**Kutipan Teks**
+-------+

Dianggap melanggar UU ITE pasal 31 dan harus diselesaikan secara hukum.
Ketua Umum Partai Demokrat Susilo Bambang Yudhoyono (SBY) menginginkan keadilan atas tudingan pihak Basuki Tjahaja Purnama alias Ahok yang menyebut dirinya memesan fatwa penodaan agama kepada Ktua MUI KH Ma’ruf Amin. Pasalnya, SBY menilai, percakapan yang dimiliki pihak Ahok diduga merupakan penyadapan ilegal.
Karena itu, SBY menyebut perbuatan tersebut merupakan kejahatan. “Saya hanya mohon hukum ditegakkan,” kata SBY dalam pernyataan persnya, di Wisma Proklamasi, Menteng, Jakarta, Rabu (1/2).

+-------+

**Materi yang Diberikan**
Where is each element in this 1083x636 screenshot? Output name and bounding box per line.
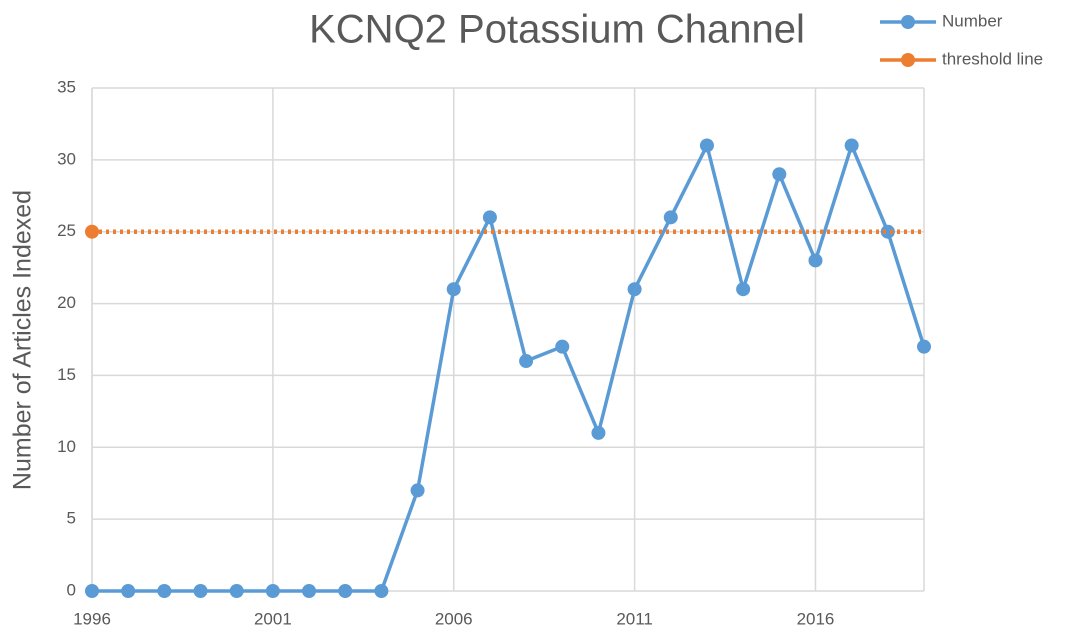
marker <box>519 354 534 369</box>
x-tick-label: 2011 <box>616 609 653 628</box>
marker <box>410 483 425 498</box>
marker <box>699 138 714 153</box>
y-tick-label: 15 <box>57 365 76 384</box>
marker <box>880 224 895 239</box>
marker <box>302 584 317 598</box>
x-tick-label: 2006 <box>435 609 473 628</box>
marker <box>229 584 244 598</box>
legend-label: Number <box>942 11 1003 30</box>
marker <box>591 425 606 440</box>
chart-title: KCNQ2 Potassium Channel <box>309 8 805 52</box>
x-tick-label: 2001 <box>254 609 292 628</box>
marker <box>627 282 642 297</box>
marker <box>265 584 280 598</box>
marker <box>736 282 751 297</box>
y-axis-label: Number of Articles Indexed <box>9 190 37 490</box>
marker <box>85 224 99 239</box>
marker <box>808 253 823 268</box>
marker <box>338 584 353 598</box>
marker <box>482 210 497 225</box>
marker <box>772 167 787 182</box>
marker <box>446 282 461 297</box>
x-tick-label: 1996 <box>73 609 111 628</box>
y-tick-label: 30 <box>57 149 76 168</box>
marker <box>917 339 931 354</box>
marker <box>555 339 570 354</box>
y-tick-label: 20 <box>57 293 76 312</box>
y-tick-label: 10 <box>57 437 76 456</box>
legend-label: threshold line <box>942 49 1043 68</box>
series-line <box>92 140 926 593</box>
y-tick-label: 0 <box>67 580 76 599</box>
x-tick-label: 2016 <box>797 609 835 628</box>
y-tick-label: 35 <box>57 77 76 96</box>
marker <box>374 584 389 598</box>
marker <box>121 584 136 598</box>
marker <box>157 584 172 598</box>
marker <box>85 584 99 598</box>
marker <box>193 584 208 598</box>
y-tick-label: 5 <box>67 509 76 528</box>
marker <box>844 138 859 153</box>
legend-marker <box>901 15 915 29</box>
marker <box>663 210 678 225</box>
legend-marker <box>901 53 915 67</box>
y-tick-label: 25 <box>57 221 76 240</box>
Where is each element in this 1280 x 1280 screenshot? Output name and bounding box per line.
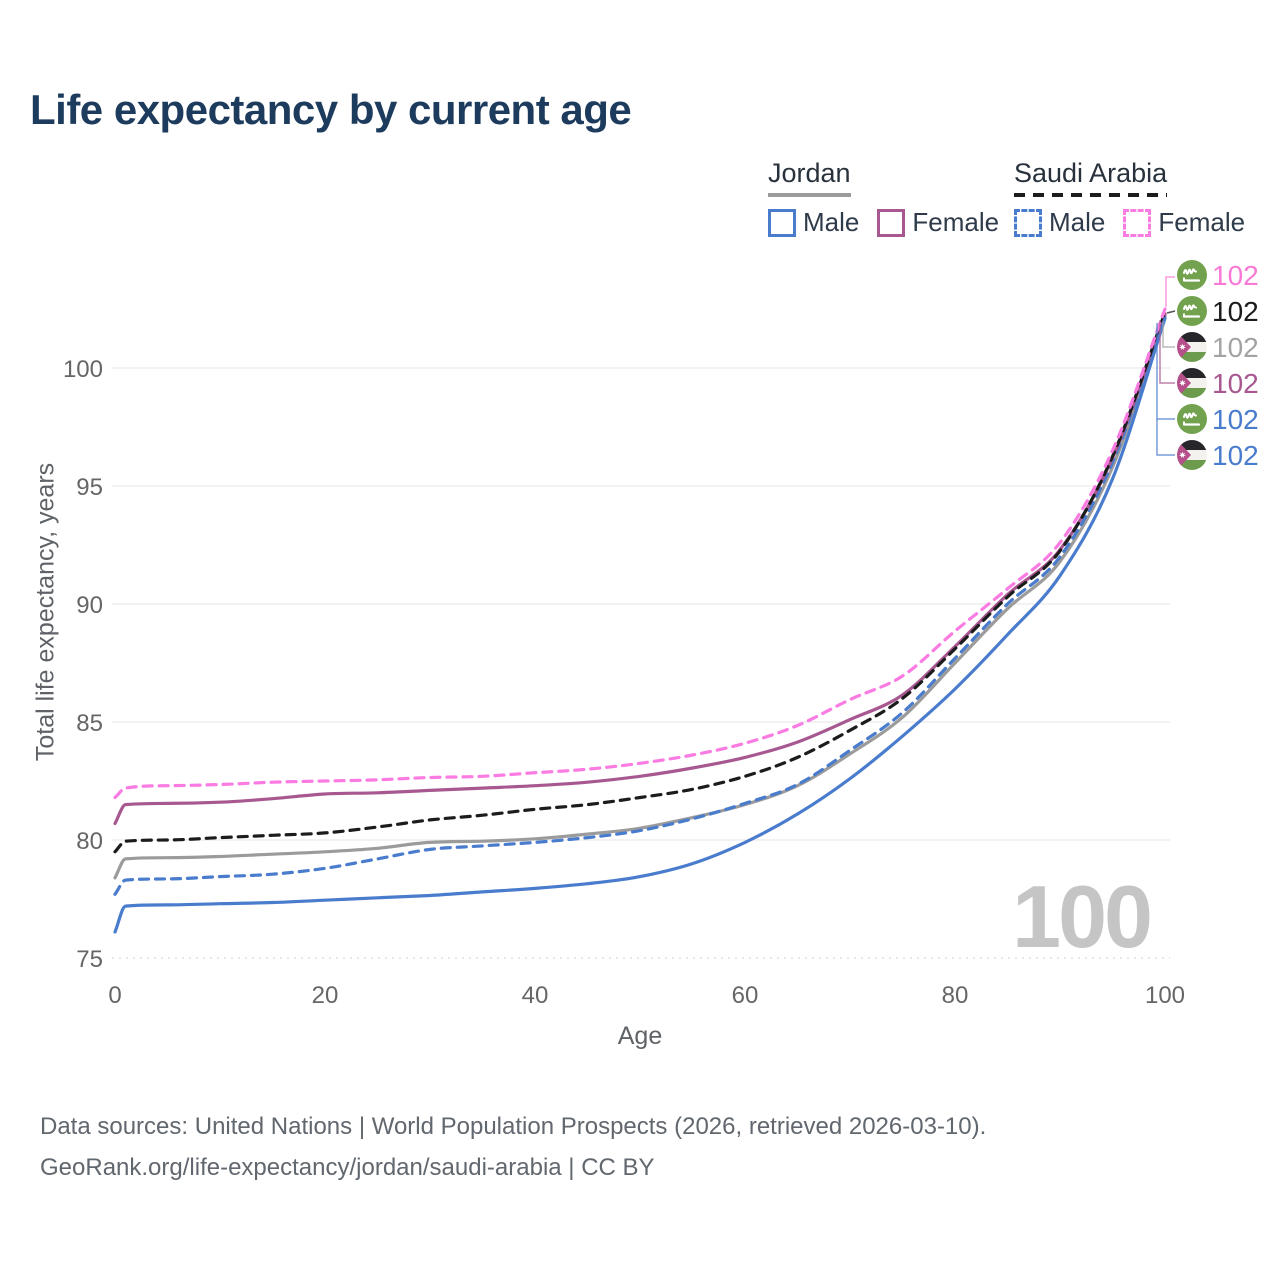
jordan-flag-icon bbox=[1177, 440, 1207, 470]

+-------+

**Tugas yang Dikerjakan**
Tuliskan kembali dengan persis bagian kutipan teks mulai dari "Ketua Umum Partai" sampai "Jakarta, Rabu (1/2).".

**Penyelesaian Tugas**
Ketua Umum Partai Demokrat Susilo Bambang Yudhoyono (SBY) menginginkan keadilan atas tudingan pihak Basuki Tjahaja Purnama alias Ahok yang menyebut dirinya memesan fatwa penodaan agama kepada Ktua MUI KH Ma’ruf Amin. Pasalnya, SBY menilai, percakapan yang dimiliki pihak Ahok diduga merupakan penyadapan ilegal.
Karena itu, SBY menyebut perbuatan tersebut merupakan kejahatan. “Saya hanya mohon hukum ditegakkan,” kata SBY dalam pernyataan persnya, di Wisma Proklamasi, Menteng, Jakarta, Rabu (1/2).